Using the data below, copy every line that contains the word "ropy".

◆ INPUT FOR THIS TASK
* * * * * * * * *
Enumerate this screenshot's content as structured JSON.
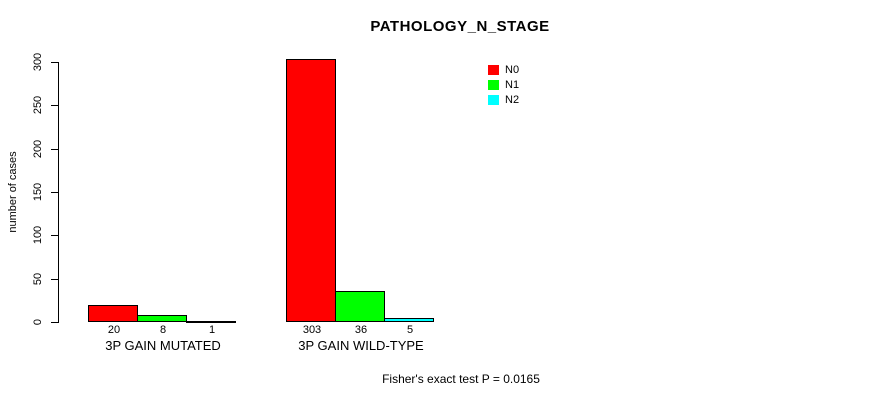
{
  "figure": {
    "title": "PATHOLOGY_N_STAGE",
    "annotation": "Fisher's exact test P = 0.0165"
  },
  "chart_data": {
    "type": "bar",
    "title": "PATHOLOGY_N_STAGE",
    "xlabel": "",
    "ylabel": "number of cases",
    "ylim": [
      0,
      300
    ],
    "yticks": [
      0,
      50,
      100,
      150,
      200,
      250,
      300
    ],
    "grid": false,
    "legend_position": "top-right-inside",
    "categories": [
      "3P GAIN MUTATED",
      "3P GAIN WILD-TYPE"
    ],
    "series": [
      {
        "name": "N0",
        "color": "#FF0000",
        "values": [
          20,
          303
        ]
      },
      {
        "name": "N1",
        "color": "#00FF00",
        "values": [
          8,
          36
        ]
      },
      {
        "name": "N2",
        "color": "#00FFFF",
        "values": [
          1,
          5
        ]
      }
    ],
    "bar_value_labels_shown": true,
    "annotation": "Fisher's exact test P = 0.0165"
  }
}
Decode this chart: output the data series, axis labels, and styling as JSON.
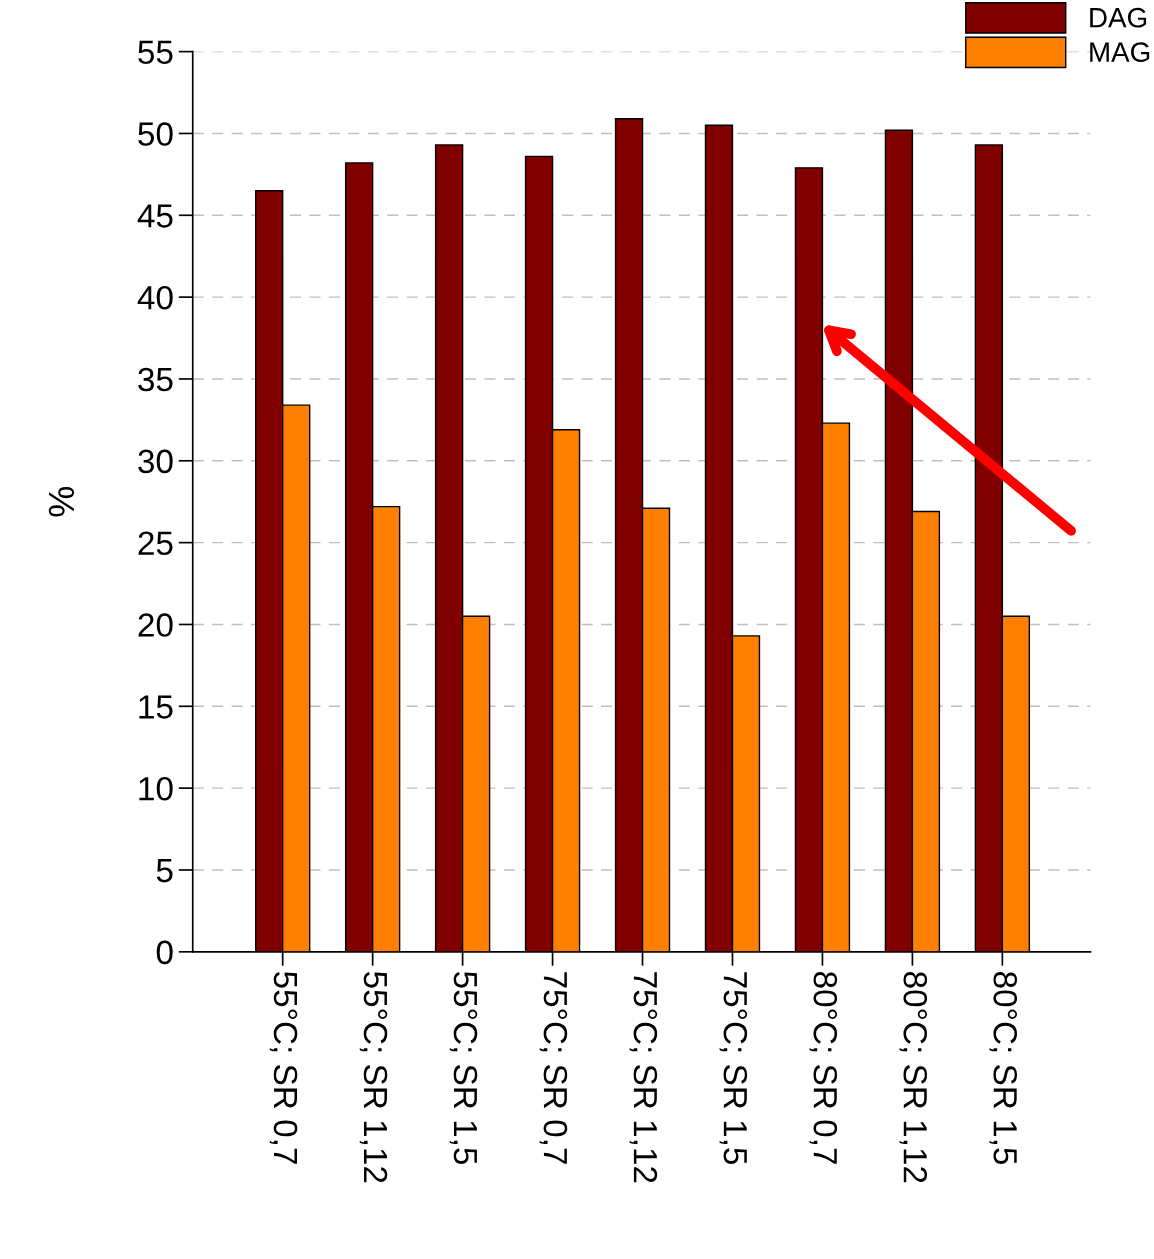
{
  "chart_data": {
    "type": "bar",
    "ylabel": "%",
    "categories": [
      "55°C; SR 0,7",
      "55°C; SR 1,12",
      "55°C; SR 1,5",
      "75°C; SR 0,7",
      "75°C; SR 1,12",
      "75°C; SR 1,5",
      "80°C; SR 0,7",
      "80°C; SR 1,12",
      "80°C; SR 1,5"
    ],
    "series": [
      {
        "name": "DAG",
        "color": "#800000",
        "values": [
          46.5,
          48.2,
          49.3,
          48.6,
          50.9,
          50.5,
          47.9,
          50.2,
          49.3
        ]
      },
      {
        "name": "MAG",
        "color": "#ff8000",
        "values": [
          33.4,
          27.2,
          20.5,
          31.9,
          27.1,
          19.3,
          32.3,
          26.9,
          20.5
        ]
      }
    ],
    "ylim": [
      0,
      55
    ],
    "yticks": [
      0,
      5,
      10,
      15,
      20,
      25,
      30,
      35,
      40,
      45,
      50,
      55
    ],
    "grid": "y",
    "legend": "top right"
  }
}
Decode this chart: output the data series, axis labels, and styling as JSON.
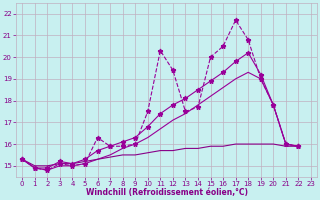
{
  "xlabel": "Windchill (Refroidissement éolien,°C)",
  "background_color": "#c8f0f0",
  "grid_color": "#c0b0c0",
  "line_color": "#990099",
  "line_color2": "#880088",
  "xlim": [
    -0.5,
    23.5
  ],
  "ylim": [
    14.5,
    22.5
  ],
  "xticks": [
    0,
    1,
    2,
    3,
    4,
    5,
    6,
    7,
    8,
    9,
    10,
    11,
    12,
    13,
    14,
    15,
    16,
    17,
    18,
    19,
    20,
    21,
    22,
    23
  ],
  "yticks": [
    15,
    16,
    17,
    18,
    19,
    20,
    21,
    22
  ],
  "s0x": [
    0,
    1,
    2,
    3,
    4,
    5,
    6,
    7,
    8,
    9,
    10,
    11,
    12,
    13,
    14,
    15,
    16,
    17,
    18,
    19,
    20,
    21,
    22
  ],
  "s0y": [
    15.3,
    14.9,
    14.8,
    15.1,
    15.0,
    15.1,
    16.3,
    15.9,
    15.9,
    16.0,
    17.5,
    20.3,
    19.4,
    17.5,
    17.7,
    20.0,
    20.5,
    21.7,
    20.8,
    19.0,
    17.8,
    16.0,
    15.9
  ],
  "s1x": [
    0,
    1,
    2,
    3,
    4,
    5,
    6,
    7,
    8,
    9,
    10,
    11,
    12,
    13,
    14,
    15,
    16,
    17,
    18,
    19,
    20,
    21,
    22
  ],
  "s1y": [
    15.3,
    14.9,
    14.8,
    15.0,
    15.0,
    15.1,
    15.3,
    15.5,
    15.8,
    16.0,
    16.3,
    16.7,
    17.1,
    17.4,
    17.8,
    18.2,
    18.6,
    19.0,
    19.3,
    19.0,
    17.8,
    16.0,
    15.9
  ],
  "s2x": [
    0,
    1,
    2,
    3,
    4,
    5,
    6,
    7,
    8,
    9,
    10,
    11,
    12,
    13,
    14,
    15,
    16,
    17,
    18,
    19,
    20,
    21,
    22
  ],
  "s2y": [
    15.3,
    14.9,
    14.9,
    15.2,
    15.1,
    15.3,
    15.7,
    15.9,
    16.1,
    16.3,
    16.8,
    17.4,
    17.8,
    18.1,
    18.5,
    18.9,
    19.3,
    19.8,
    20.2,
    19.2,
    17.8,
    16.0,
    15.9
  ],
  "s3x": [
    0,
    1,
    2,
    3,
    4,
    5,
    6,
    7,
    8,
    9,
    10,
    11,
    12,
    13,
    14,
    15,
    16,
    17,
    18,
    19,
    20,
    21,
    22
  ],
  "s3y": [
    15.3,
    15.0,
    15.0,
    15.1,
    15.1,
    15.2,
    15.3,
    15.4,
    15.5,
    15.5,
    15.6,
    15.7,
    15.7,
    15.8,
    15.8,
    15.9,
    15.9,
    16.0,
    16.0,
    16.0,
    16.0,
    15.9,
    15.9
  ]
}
* * * * * * * * *
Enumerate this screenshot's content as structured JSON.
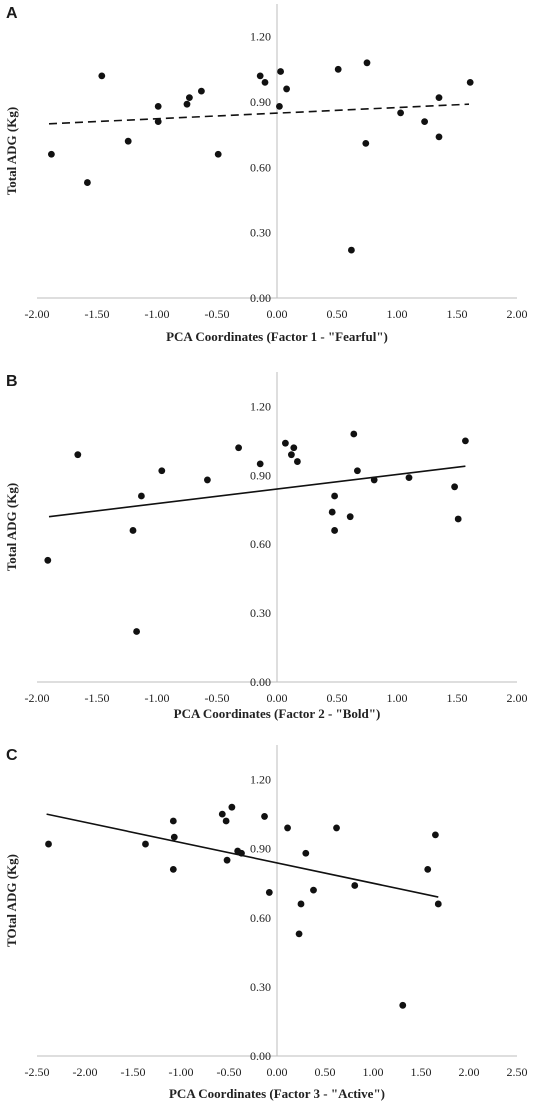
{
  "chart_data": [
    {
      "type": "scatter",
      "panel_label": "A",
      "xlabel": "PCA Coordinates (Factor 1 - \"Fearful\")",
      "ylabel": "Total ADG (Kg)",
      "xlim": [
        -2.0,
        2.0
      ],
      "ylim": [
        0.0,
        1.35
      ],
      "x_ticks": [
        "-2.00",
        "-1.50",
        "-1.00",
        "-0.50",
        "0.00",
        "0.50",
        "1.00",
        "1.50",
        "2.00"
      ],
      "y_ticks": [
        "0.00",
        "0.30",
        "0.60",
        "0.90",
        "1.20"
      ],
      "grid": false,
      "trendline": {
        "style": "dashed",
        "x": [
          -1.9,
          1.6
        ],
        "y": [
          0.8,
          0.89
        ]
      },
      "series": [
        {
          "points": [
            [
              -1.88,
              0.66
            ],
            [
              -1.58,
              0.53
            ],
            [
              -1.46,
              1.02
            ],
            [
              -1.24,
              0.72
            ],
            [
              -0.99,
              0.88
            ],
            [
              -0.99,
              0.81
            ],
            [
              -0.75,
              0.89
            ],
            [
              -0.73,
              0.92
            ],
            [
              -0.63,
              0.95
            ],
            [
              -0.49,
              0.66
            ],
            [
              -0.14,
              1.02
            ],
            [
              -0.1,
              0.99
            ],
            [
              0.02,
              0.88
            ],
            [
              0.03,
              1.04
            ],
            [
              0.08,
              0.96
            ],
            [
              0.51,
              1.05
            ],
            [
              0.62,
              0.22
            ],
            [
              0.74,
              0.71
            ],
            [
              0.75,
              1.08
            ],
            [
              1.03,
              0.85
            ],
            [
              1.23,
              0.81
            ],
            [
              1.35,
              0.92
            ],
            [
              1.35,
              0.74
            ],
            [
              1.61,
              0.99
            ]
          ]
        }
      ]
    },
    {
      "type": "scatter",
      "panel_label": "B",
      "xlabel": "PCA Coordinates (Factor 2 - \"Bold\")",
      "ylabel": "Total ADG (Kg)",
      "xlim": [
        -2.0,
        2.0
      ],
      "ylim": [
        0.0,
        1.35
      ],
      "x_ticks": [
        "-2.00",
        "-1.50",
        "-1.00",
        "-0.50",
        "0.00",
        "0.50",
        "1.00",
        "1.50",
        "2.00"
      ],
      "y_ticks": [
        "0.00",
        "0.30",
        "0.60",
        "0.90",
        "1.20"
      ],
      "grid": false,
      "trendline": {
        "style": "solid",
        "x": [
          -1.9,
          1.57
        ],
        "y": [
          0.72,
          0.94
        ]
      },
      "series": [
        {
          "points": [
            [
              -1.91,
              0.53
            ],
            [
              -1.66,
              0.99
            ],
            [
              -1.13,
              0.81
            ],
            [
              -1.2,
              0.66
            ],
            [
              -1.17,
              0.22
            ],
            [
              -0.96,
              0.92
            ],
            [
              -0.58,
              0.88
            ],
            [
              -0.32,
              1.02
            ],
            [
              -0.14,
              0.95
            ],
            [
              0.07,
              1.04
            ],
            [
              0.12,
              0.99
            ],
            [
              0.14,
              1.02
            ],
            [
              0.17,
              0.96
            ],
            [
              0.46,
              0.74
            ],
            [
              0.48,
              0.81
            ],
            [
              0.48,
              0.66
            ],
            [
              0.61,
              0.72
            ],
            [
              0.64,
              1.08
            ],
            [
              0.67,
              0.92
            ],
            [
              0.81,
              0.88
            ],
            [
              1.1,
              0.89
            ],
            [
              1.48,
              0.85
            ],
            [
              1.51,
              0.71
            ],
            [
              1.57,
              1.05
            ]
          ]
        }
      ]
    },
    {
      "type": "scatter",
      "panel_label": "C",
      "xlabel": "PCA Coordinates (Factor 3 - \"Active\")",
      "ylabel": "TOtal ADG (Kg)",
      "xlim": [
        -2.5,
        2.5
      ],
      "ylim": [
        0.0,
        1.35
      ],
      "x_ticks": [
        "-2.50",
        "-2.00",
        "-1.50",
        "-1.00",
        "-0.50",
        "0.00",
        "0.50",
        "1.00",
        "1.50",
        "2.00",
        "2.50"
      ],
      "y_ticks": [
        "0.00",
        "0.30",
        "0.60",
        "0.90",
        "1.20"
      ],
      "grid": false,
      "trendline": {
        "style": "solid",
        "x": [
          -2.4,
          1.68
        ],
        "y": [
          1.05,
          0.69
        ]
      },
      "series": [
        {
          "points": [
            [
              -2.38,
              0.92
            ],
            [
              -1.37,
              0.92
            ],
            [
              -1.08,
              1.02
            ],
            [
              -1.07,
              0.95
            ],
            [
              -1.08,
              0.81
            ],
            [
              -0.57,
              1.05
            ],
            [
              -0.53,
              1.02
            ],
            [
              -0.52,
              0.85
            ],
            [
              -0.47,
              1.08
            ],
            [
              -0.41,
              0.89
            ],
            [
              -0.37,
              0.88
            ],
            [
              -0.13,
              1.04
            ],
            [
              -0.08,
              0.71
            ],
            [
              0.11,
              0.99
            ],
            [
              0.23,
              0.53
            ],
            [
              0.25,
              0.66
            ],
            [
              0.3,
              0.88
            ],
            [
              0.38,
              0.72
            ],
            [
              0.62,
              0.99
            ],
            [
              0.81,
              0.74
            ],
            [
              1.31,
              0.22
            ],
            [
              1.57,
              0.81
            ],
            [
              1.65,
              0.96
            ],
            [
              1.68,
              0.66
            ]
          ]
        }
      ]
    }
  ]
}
* * * * * * * * *
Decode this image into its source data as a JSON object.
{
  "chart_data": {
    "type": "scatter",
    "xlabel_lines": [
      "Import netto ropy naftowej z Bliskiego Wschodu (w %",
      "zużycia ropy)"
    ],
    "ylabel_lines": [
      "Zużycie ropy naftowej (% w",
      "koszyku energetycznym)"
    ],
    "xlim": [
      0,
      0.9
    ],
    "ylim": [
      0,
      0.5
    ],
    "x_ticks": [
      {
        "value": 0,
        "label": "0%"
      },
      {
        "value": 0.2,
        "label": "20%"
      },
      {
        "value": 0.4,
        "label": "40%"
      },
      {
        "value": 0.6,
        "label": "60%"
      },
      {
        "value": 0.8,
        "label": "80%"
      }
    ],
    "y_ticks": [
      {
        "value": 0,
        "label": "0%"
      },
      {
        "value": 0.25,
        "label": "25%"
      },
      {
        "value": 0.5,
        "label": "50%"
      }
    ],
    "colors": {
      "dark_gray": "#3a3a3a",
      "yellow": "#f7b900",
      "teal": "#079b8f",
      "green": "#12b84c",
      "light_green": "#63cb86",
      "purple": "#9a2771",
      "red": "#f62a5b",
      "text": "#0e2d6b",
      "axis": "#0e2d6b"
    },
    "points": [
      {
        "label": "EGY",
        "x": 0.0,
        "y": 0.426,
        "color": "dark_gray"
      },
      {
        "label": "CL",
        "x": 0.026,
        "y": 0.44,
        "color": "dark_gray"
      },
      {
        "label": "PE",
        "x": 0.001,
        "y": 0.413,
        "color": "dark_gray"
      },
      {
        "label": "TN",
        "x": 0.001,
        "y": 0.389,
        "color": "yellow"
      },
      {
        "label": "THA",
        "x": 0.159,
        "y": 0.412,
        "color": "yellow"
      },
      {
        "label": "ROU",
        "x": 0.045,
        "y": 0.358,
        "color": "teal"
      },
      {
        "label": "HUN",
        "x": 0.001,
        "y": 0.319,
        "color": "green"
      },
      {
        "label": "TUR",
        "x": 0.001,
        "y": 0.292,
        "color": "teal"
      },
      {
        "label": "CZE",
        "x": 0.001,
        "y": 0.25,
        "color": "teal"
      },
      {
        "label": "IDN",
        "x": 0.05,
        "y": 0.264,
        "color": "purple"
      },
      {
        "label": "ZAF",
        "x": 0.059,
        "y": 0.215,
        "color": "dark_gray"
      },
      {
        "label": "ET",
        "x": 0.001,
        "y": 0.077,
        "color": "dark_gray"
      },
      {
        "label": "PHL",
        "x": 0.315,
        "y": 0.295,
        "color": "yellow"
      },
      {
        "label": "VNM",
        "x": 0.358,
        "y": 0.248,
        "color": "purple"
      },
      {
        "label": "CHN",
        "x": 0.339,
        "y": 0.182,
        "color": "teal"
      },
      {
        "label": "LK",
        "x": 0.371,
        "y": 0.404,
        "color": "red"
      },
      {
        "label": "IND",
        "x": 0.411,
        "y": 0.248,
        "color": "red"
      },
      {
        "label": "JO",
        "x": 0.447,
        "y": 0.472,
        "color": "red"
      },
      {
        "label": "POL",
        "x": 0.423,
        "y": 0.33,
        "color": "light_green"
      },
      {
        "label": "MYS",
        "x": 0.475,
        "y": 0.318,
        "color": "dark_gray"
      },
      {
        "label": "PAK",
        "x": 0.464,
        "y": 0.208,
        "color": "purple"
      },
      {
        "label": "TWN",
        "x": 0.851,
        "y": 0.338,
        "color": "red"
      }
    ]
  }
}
* * * * * * * * *
◆ RESPONSE
      "Import netto ropy naftowej z Bliskiego Wschodu (w %",
      "zużycia ropy)"
      "Zużycie ropy naftowej (% w",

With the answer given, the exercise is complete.